WHAT TO DO ->
Where a line holds the word "icon", copy that line.

** begin DATASET EXCERPTS **

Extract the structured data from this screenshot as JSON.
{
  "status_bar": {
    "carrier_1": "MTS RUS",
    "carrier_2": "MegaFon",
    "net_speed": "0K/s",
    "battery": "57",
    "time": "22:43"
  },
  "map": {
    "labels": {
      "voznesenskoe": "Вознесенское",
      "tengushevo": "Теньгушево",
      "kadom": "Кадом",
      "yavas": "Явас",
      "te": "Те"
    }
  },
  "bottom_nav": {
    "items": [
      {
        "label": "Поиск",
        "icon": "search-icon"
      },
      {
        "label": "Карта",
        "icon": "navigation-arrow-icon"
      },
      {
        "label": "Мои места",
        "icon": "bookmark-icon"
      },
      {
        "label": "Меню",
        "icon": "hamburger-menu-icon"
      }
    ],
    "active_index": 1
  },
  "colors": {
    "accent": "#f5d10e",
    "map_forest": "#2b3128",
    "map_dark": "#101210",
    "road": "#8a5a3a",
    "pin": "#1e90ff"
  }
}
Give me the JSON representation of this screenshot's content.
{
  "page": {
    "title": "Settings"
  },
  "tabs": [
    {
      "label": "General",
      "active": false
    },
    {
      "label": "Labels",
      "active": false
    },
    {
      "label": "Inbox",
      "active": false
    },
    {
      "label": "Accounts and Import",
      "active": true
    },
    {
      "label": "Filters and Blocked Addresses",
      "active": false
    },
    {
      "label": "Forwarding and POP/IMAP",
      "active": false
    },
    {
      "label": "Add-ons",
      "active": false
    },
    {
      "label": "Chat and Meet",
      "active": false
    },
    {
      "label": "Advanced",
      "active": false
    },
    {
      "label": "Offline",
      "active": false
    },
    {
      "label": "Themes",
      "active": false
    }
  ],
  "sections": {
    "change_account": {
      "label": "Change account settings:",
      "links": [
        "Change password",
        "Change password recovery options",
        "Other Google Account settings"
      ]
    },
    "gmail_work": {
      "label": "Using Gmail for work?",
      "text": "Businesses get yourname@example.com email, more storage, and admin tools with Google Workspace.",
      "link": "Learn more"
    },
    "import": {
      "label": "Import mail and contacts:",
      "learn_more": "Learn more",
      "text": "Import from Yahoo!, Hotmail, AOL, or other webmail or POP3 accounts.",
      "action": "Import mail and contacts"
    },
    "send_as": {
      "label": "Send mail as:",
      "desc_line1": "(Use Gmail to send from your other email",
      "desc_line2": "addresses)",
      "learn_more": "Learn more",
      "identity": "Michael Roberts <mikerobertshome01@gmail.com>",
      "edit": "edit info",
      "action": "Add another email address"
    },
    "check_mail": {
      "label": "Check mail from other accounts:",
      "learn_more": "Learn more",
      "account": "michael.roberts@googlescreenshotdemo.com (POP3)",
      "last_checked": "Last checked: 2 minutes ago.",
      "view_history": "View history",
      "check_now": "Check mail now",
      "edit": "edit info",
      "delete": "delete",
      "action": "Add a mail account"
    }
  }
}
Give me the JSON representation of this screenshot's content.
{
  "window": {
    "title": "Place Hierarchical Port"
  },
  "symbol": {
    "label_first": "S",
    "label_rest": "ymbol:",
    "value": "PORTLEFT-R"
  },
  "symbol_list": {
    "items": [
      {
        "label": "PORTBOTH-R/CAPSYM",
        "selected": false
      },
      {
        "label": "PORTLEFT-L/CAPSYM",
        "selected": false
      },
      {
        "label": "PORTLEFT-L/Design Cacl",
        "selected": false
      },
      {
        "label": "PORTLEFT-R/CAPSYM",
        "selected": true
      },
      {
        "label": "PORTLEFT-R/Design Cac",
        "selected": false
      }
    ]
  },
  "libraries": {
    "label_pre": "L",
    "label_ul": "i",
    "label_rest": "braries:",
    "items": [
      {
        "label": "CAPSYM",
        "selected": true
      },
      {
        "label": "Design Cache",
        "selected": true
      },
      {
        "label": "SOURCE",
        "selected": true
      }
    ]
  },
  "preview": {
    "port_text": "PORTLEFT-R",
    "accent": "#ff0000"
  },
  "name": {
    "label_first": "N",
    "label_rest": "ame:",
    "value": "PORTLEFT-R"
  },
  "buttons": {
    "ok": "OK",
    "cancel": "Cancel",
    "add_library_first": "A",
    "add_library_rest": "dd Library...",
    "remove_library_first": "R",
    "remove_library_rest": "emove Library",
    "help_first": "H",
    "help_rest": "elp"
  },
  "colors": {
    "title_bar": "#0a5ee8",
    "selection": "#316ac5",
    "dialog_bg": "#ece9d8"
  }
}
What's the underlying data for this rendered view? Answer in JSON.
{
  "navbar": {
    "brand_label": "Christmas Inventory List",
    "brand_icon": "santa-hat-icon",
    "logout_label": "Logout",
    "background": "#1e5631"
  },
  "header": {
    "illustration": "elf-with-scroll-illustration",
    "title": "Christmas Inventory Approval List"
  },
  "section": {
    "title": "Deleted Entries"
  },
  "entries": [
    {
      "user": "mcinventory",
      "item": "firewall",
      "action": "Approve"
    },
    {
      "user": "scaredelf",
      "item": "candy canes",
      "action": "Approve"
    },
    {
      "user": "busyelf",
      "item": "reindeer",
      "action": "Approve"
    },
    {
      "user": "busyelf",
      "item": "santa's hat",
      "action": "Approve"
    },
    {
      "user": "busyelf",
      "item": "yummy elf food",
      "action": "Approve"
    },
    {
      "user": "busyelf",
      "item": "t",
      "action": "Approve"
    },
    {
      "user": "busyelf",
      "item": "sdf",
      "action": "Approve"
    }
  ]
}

** end DATASET EXCERPTS **

TASK ANSWER ->
        "icon": "search-icon"
        "icon": "navigation-arrow-icon"
        "icon": "bookmark-icon"
        "icon": "hamburger-menu-icon"
    "brand_icon": "santa-hat-icon",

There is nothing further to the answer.